Look through the data below and return each line where "Section" appears.
┄┄┄┄┄┄┄┄┄┄┄┄┄┄┄┄┄┄┄┄
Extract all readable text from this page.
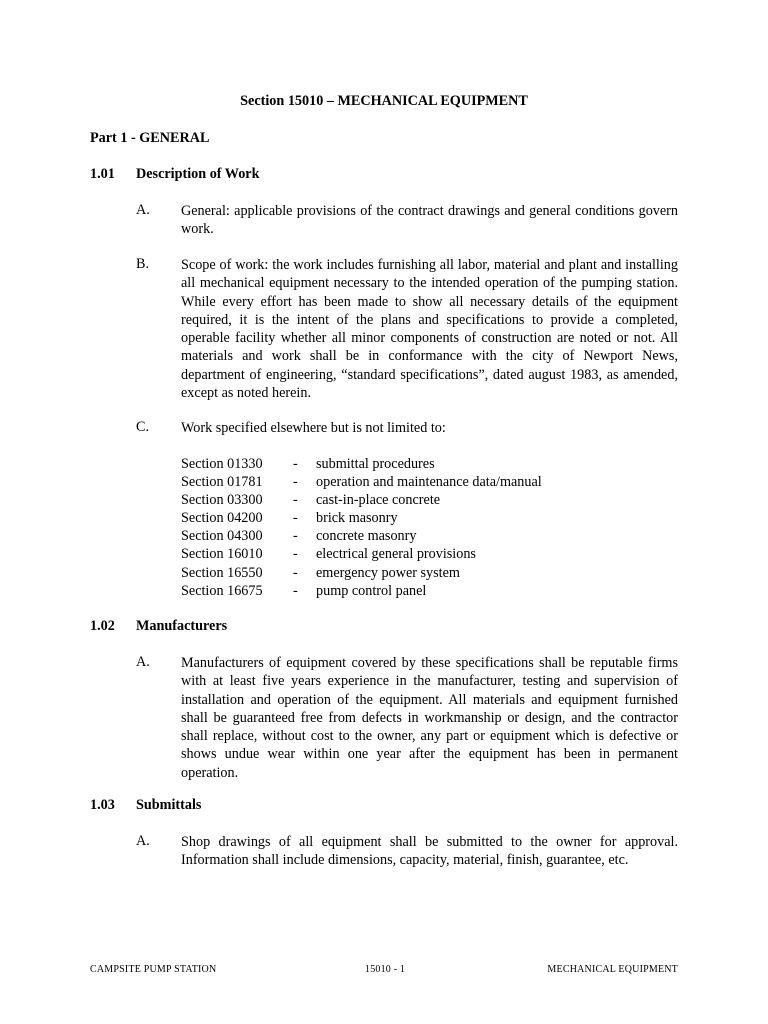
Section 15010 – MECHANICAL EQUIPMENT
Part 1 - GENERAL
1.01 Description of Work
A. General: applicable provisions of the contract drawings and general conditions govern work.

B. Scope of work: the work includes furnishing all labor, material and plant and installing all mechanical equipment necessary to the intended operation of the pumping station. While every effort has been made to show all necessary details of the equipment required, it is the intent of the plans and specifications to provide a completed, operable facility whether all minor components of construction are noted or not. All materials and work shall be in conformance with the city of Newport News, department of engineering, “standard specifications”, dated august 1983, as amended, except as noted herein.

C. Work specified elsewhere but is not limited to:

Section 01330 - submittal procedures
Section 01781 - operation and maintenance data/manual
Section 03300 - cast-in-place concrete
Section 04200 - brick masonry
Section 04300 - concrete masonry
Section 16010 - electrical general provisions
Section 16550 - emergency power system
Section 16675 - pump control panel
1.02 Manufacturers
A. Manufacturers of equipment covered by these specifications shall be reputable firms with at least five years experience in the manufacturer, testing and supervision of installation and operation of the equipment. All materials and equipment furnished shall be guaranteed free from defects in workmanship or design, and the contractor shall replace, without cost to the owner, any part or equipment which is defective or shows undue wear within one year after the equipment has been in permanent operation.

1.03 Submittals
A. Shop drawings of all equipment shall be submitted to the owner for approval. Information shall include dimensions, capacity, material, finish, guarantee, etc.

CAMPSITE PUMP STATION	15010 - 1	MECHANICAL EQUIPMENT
┄┄┄┄┄┄┄┄┄┄┄┄┄┄┄┄┄┄┄┄
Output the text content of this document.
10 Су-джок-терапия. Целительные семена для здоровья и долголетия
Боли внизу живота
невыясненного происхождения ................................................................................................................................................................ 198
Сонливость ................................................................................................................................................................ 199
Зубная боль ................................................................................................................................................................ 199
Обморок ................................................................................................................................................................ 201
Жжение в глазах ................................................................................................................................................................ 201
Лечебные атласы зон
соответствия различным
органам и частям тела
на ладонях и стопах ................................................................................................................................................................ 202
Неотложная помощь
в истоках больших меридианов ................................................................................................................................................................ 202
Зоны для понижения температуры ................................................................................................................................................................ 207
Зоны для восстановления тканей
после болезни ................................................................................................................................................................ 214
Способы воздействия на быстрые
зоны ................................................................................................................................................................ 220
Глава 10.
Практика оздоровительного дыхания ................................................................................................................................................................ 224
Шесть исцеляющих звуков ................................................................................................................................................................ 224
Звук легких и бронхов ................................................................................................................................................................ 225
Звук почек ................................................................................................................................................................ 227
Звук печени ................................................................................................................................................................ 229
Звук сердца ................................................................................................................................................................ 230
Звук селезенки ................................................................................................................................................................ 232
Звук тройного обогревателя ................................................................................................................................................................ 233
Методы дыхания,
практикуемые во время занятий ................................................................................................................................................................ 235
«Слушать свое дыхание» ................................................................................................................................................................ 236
┄┄┄┄┄┄┄┄┄┄┄┄┄┄┄┄┄┄┄┄
■ SOLUTION FOR THIS PROBLEM
Section 15010 – MECHANICAL EQUIPMENT
Section 01330 - submittal procedures
Section 01781 - operation and maintenance data/manual
Section 03300 - cast-in-place concrete
Section 04200 - brick masonry
Section 04300 - concrete masonry
Section 16010 - electrical general provisions
Section 16550 - emergency power system
Section 16675 - pump control panel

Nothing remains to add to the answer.